— TASK INSTRUCTIONS —
Your task is to print all of the data word for word.
^^^^^^^^
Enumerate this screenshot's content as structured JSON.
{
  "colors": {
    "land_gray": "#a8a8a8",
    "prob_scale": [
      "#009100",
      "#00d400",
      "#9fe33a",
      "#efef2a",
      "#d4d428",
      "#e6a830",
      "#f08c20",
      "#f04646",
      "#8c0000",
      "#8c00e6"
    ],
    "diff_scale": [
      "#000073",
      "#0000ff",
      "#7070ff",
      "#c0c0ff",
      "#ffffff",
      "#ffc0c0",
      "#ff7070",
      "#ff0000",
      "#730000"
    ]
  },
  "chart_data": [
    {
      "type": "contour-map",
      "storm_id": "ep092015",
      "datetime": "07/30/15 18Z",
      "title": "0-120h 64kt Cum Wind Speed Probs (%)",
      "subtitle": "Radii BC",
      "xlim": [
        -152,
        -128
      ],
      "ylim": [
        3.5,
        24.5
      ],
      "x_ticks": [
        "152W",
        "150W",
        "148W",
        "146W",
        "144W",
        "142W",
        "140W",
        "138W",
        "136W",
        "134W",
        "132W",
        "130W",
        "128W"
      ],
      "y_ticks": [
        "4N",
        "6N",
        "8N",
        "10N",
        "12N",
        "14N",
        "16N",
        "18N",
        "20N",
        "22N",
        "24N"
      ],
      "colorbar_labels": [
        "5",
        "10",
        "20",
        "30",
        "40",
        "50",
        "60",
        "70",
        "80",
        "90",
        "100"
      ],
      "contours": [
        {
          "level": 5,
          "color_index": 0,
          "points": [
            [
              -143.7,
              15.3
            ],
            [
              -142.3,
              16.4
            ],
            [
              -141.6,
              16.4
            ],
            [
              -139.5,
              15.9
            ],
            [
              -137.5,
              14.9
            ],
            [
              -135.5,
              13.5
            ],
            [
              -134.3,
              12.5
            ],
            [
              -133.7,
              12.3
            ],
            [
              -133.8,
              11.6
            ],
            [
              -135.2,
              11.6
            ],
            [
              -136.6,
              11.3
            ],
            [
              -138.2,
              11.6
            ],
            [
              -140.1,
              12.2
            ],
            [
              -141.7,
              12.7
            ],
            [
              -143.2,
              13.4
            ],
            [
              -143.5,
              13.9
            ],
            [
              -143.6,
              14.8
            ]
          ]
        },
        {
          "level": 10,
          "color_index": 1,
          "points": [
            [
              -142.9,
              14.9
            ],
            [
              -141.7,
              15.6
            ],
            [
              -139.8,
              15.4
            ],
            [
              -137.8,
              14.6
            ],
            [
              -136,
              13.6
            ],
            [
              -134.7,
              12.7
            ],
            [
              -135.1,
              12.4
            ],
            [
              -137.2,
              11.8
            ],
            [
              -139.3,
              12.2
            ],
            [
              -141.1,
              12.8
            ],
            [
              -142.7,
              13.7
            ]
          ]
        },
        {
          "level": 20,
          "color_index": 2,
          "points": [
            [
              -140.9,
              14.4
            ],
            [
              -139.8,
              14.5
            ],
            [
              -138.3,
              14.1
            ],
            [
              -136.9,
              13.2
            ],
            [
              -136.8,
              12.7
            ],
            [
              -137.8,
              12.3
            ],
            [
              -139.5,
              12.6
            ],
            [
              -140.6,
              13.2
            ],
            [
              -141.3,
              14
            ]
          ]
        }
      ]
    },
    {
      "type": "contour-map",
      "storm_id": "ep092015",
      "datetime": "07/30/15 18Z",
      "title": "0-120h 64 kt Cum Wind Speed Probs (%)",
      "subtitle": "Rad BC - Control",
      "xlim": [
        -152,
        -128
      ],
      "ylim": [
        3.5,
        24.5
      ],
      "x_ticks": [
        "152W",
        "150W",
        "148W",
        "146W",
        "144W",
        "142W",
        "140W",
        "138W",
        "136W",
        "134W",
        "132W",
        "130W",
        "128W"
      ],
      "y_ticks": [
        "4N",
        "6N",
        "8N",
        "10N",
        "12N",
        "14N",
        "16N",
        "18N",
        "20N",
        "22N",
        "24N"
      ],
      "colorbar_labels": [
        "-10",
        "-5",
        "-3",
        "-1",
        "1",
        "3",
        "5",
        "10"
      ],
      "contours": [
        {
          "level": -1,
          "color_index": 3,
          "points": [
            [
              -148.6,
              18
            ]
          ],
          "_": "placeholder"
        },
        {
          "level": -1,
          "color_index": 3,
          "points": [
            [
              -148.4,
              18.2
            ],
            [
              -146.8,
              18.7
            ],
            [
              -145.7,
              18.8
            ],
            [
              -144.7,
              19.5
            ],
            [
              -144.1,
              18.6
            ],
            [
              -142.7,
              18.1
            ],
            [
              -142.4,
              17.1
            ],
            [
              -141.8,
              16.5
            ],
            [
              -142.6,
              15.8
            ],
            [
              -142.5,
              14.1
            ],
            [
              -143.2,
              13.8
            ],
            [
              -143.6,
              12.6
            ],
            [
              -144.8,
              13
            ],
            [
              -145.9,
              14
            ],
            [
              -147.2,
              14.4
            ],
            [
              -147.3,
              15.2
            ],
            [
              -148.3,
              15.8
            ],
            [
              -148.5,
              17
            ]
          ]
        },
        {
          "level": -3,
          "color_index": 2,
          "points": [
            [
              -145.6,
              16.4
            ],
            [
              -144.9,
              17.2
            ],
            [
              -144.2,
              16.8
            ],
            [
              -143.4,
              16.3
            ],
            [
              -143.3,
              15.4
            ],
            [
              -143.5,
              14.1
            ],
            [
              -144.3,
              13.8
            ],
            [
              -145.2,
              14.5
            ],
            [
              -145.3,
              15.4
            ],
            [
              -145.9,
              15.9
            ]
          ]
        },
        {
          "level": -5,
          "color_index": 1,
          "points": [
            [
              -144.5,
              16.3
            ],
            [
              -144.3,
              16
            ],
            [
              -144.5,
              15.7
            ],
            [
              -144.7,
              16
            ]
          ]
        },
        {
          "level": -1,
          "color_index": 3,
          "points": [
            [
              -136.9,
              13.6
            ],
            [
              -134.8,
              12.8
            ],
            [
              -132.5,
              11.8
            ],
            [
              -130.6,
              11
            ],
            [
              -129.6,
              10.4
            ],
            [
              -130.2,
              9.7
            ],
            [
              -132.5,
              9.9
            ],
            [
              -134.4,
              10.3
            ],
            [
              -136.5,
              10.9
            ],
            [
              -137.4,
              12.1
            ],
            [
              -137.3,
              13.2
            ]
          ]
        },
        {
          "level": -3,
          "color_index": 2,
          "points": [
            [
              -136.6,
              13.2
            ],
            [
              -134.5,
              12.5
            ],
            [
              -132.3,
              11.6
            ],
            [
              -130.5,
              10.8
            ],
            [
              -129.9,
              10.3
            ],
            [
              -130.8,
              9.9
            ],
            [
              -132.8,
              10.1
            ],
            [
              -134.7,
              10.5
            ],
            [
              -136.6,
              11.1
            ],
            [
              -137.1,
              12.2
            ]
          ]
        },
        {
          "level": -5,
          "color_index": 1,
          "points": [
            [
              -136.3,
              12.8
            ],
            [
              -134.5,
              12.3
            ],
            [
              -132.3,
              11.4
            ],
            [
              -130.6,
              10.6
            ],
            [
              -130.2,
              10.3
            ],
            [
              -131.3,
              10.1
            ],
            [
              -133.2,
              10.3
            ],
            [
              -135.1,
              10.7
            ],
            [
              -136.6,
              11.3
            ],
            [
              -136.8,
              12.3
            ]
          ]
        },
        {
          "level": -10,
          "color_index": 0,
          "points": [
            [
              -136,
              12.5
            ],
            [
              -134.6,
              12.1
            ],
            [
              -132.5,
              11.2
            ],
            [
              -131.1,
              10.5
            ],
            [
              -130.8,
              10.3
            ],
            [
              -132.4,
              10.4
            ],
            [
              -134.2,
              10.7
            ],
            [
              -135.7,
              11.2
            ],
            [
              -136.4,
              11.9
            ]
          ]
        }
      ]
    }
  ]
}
^^^^^^^^
— ANSWER TO THIS PROBLEM —
Enumerate this screenshot's content as structured JSON.
{
  "colors": {
    "land_gray": "#a8a8a8",
    "prob_scale": [
      "#009100",
      "#00d400",
      "#9fe33a",
      "#efef2a",
      "#d4d428",
      "#e6a830",
      "#f08c20",
      "#f04646",
      "#8c0000",
      "#8c00e6"
    ],
    "diff_scale": [
      "#000073",
      "#0000ff",
      "#7070ff",
      "#c0c0ff",
      "#ffffff",
      "#ffc0c0",
      "#ff7070",
      "#ff0000",
      "#730000"
    ]
  },
  "chart_data": [
    {
      "type": "contour-map",
      "storm_id": "ep092015",
      "datetime": "07/30/15 18Z",
      "title": "0-120h 64kt Cum Wind Speed Probs (%)",
      "subtitle": "Radii BC",
      "xlim": [
        -152,
        -128
      ],
      "ylim": [
        3.5,
        24.5
      ],
      "x_ticks": [
        "152W",
        "150W",
        "148W",
        "146W",
        "144W",
        "142W",
        "140W",
        "138W",
        "136W",
        "134W",
        "132W",
        "130W",
        "128W"
      ],
      "y_ticks": [
        "4N",
        "6N",
        "8N",
        "10N",
        "12N",
        "14N",
        "16N",
        "18N",
        "20N",
        "22N",
        "24N"
      ],
      "colorbar_labels": [
        "5",
        "10",
        "20",
        "30",
        "40",
        "50",
        "60",
        "70",
        "80",
        "90",
        "100"
      ],
      "contours": [
        {
          "level": 5,
          "color_index": 0,
          "points": [
            [
              -143.7,
              15.3
            ],
            [
              -142.3,
              16.4
            ],
            [
              -141.6,
              16.4
            ],
            [
              -139.5,
              15.9
            ],
            [
              -137.5,
              14.9
            ],
            [
              -135.5,
              13.5
            ],
            [
              -134.3,
              12.5
            ],
            [
              -133.7,
              12.3
            ],
            [
              -133.8,
              11.6
            ],
            [
              -135.2,
              11.6
            ],
            [
              -136.6,
              11.3
            ],
            [
              -138.2,
              11.6
            ],
            [
              -140.1,
              12.2
            ],
            [
              -141.7,
              12.7
            ],
            [
              -143.2,
              13.4
            ],
            [
              -143.5,
              13.9
            ],
            [
              -143.6,
              14.8
            ]
          ]
        },
        {
          "level": 10,
          "color_index": 1,
          "points": [
            [
              -142.9,
              14.9
            ],
            [
              -141.7,
              15.6
            ],
            [
              -139.8,
              15.4
            ],
            [
              -137.8,
              14.6
            ],
            [
              -136,
              13.6
            ],
            [
              -134.7,
              12.7
            ],
            [
              -135.1,
              12.4
            ],
            [
              -137.2,
              11.8
            ],
            [
              -139.3,
              12.2
            ],
            [
              -141.1,
              12.8
            ],
            [
              -142.7,
              13.7
            ]
          ]
        },
        {
          "level": 20,
          "color_index": 2,
          "points": [
            [
              -140.9,
              14.4
            ],
            [
              -139.8,
              14.5
            ],
            [
              -138.3,
              14.1
            ],
            [
              -136.9,
              13.2
            ],
            [
              -136.8,
              12.7
            ],
            [
              -137.8,
              12.3
            ],
            [
              -139.5,
              12.6
            ],
            [
              -140.6,
              13.2
            ],
            [
              -141.3,
              14
            ]
          ]
        }
      ]
    },
    {
      "type": "contour-map",
      "storm_id": "ep092015",
      "datetime": "07/30/15 18Z",
      "title": "0-120h 64 kt Cum Wind Speed Probs (%)",
      "subtitle": "Rad BC - Control",
      "xlim": [
        -152,
        -128
      ],
      "ylim": [
        3.5,
        24.5
      ],
      "x_ticks": [
        "152W",
        "150W",
        "148W",
        "146W",
        "144W",
        "142W",
        "140W",
        "138W",
        "136W",
        "134W",
        "132W",
        "130W",
        "128W"
      ],
      "y_ticks": [
        "4N",
        "6N",
        "8N",
        "10N",
        "12N",
        "14N",
        "16N",
        "18N",
        "20N",
        "22N",
        "24N"
      ],
      "colorbar_labels": [
        "-10",
        "-5",
        "-3",
        "-1",
        "1",
        "3",
        "5",
        "10"
      ],
      "contours": [
        {
          "level": -1,
          "color_index": 3,
          "points": [
            [
              -148.6,
              18
            ]
          ],
          "_": "placeholder"
        },
        {
          "level": -1,
          "color_index": 3,
          "points": [
            [
              -148.4,
              18.2
            ],
            [
              -146.8,
              18.7
            ],
            [
              -145.7,
              18.8
            ],
            [
              -144.7,
              19.5
            ],
            [
              -144.1,
              18.6
            ],
            [
              -142.7,
              18.1
            ],
            [
              -142.4,
              17.1
            ],
            [
              -141.8,
              16.5
            ],
            [
              -142.6,
              15.8
            ],
            [
              -142.5,
              14.1
            ],
            [
              -143.2,
              13.8
            ],
            [
              -143.6,
              12.6
            ],
            [
              -144.8,
              13
            ],
            [
              -145.9,
              14
            ],
            [
              -147.2,
              14.4
            ],
            [
              -147.3,
              15.2
            ],
            [
              -148.3,
              15.8
            ],
            [
              -148.5,
              17
            ]
          ]
        },
        {
          "level": -3,
          "color_index": 2,
          "points": [
            [
              -145.6,
              16.4
            ],
            [
              -144.9,
              17.2
            ],
            [
              -144.2,
              16.8
            ],
            [
              -143.4,
              16.3
            ],
            [
              -143.3,
              15.4
            ],
            [
              -143.5,
              14.1
            ],
            [
              -144.3,
              13.8
            ],
            [
              -145.2,
              14.5
            ],
            [
              -145.3,
              15.4
            ],
            [
              -145.9,
              15.9
            ]
          ]
        },
        {
          "level": -5,
          "color_index": 1,
          "points": [
            [
              -144.5,
              16.3
            ],
            [
              -144.3,
              16
            ],
            [
              -144.5,
              15.7
            ],
            [
              -144.7,
              16
            ]
          ]
        },
        {
          "level": -1,
          "color_index": 3,
          "points": [
            [
              -136.9,
              13.6
            ],
            [
              -134.8,
              12.8
            ],
            [
              -132.5,
              11.8
            ],
            [
              -130.6,
              11
            ],
            [
              -129.6,
              10.4
            ],
            [
              -130.2,
              9.7
            ],
            [
              -132.5,
              9.9
            ],
            [
              -134.4,
              10.3
            ],
            [
              -136.5,
              10.9
            ],
            [
              -137.4,
              12.1
            ],
            [
              -137.3,
              13.2
            ]
          ]
        },
        {
          "level": -3,
          "color_index": 2,
          "points": [
            [
              -136.6,
              13.2
            ],
            [
              -134.5,
              12.5
            ],
            [
              -132.3,
              11.6
            ],
            [
              -130.5,
              10.8
            ],
            [
              -129.9,
              10.3
            ],
            [
              -130.8,
              9.9
            ],
            [
              -132.8,
              10.1
            ],
            [
              -134.7,
              10.5
            ],
            [
              -136.6,
              11.1
            ],
            [
              -137.1,
              12.2
            ]
          ]
        },
        {
          "level": -5,
          "color_index": 1,
          "points": [
            [
              -136.3,
              12.8
            ],
            [
              -134.5,
              12.3
            ],
            [
              -132.3,
              11.4
            ],
            [
              -130.6,
              10.6
            ],
            [
              -130.2,
              10.3
            ],
            [
              -131.3,
              10.1
            ],
            [
              -133.2,
              10.3
            ],
            [
              -135.1,
              10.7
            ],
            [
              -136.6,
              11.3
            ],
            [
              -136.8,
              12.3
            ]
          ]
        },
        {
          "level": -10,
          "color_index": 0,
          "points": [
            [
              -136,
              12.5
            ],
            [
              -134.6,
              12.1
            ],
            [
              -132.5,
              11.2
            ],
            [
              -131.1,
              10.5
            ],
            [
              -130.8,
              10.3
            ],
            [
              -132.4,
              10.4
            ],
            [
              -134.2,
              10.7
            ],
            [
              -135.7,
              11.2
            ],
            [
              -136.4,
              11.9
            ]
          ]
        }
      ]
    }
  ]
}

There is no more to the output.